> [Job] Reproduce every entry below precisely. Pictures are excluded from the copy.

Stored data entries:
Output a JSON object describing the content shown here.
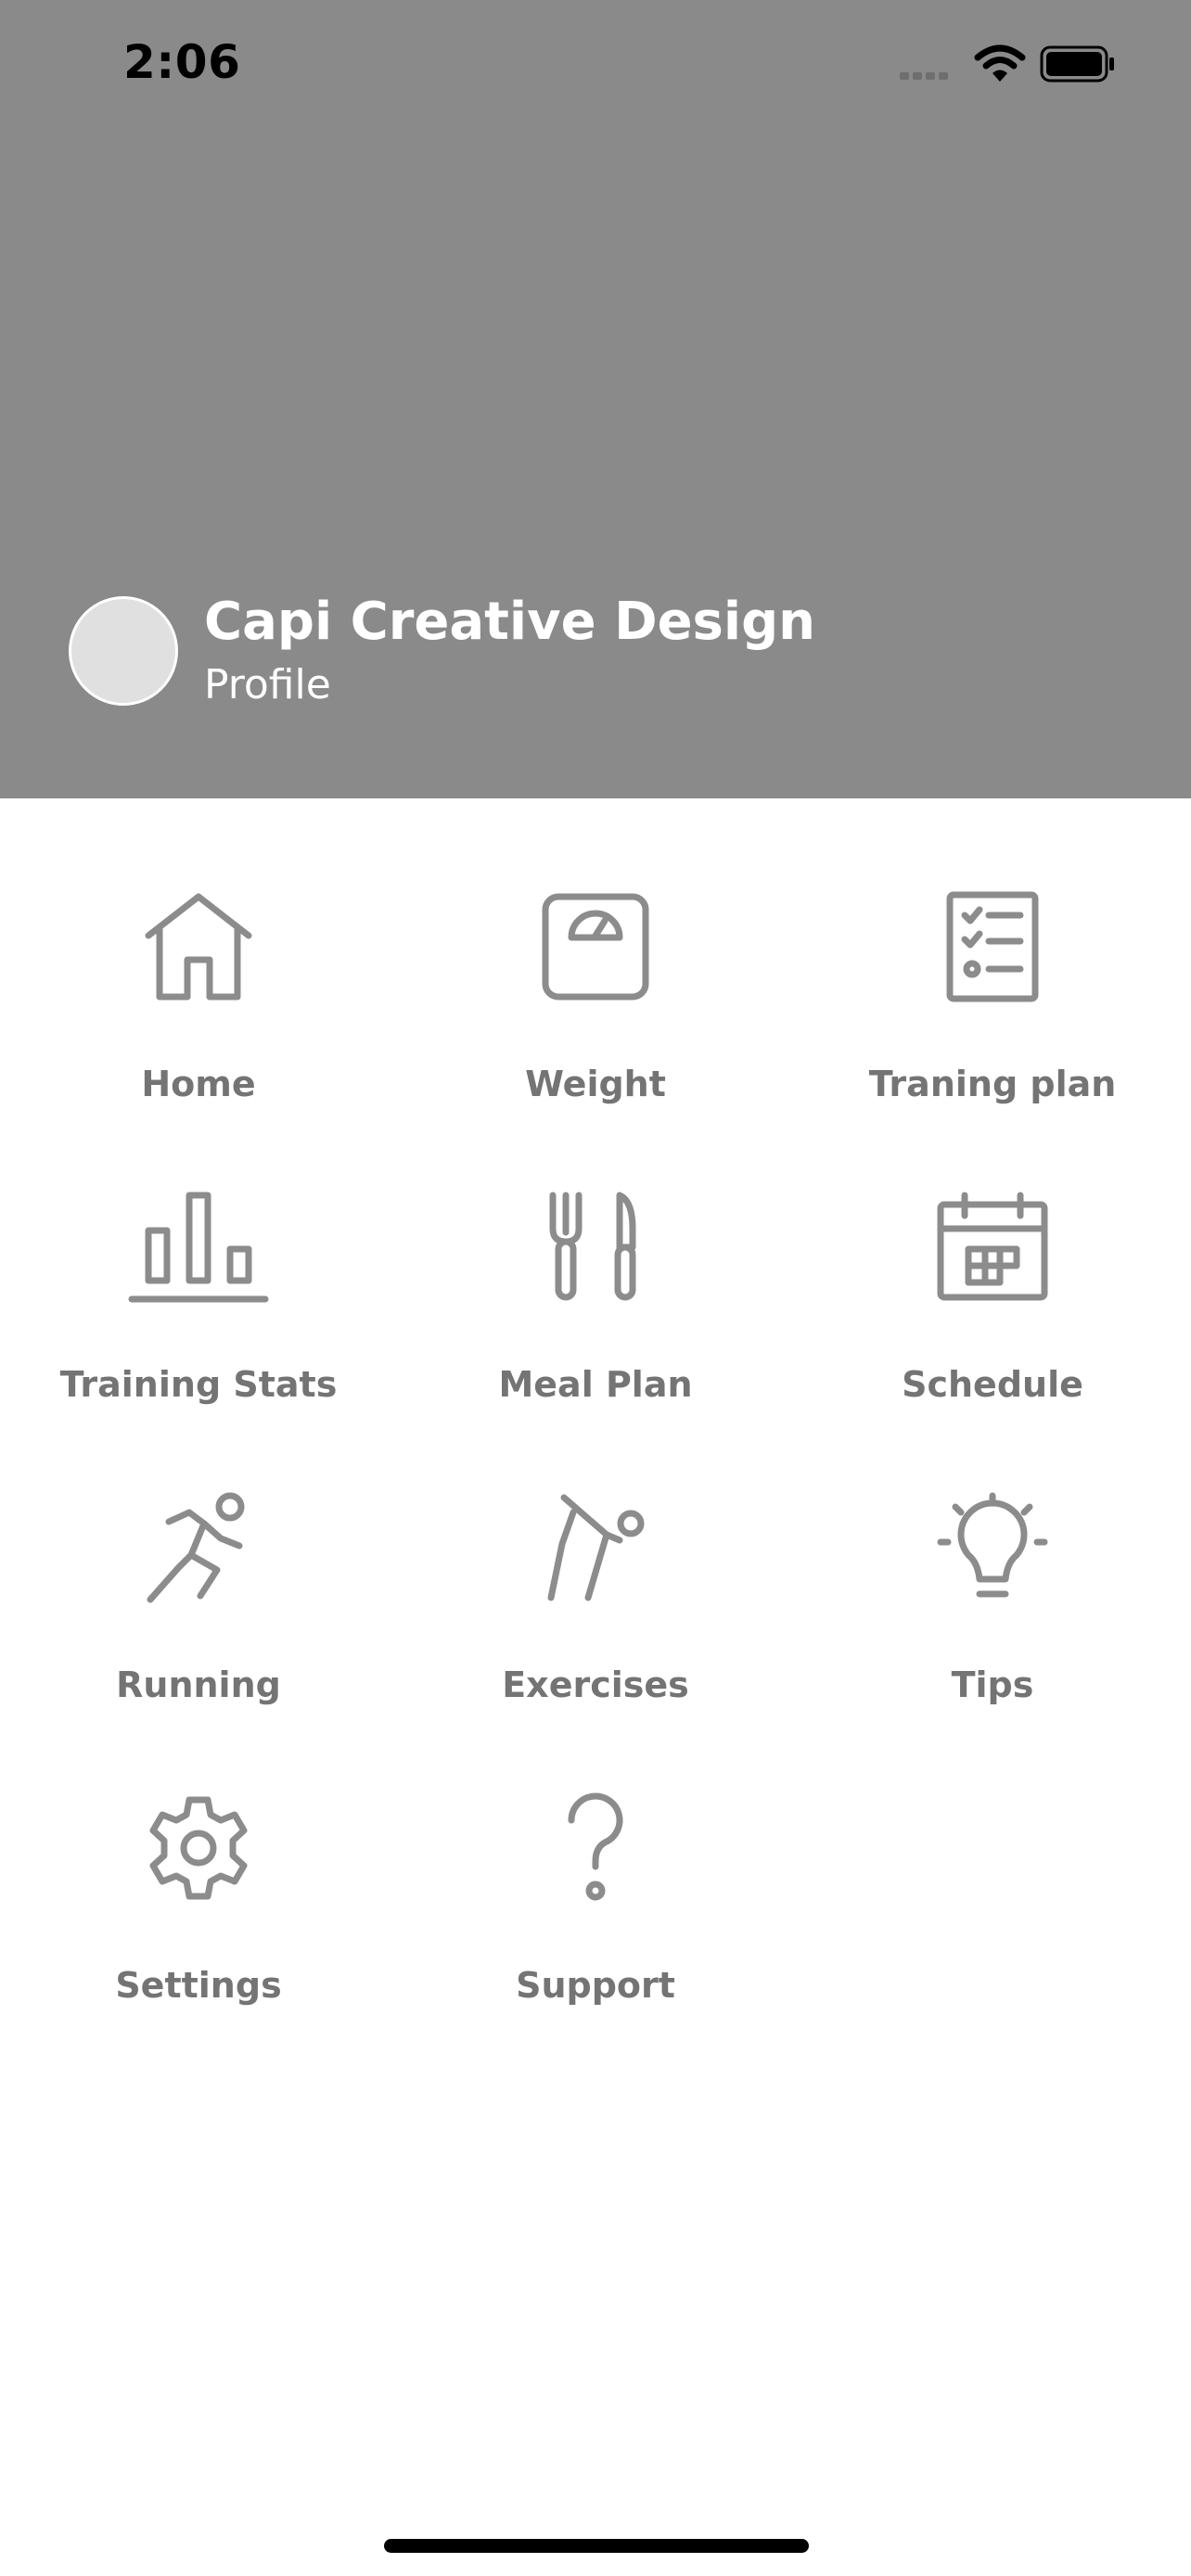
{
  "status_bar": {
    "time": "2:06",
    "icons": [
      "cellular-signal-icon",
      "wifi-icon",
      "battery-icon"
    ]
  },
  "profile": {
    "name": "Capi Creative Design",
    "link_label": "Profile"
  },
  "menu": {
    "items": [
      {
        "label": "Home",
        "icon": "home-icon"
      },
      {
        "label": "Weight",
        "icon": "scale-icon"
      },
      {
        "label": "Traning plan",
        "icon": "checklist-icon"
      },
      {
        "label": "Training Stats",
        "icon": "bar-chart-icon"
      },
      {
        "label": "Meal Plan",
        "icon": "fork-knife-icon"
      },
      {
        "label": "Schedule",
        "icon": "calendar-icon"
      },
      {
        "label": "Running",
        "icon": "running-icon"
      },
      {
        "label": "Exercises",
        "icon": "stretching-icon"
      },
      {
        "label": "Tips",
        "icon": "lightbulb-icon"
      },
      {
        "label": "Settings",
        "icon": "gear-icon"
      },
      {
        "label": "Support",
        "icon": "question-mark-icon"
      }
    ]
  },
  "colors": {
    "header_background": "#8a8a8a",
    "icon": "#8c8c8c",
    "label": "#747474",
    "avatar": "#e0e0e0"
  }
}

> [Completed exercise]
Output a JSON object describing the content shown here.
{
  "status_bar": {
    "time": "2:06",
    "icons": [
      "cellular-signal-icon",
      "wifi-icon",
      "battery-icon"
    ]
  },
  "profile": {
    "name": "Capi Creative Design",
    "link_label": "Profile"
  },
  "menu": {
    "items": [
      {
        "label": "Home",
        "icon": "home-icon"
      },
      {
        "label": "Weight",
        "icon": "scale-icon"
      },
      {
        "label": "Traning plan",
        "icon": "checklist-icon"
      },
      {
        "label": "Training Stats",
        "icon": "bar-chart-icon"
      },
      {
        "label": "Meal Plan",
        "icon": "fork-knife-icon"
      },
      {
        "label": "Schedule",
        "icon": "calendar-icon"
      },
      {
        "label": "Running",
        "icon": "running-icon"
      },
      {
        "label": "Exercises",
        "icon": "stretching-icon"
      },
      {
        "label": "Tips",
        "icon": "lightbulb-icon"
      },
      {
        "label": "Settings",
        "icon": "gear-icon"
      },
      {
        "label": "Support",
        "icon": "question-mark-icon"
      }
    ]
  },
  "colors": {
    "header_background": "#8a8a8a",
    "icon": "#8c8c8c",
    "label": "#747474",
    "avatar": "#e0e0e0"
  }
}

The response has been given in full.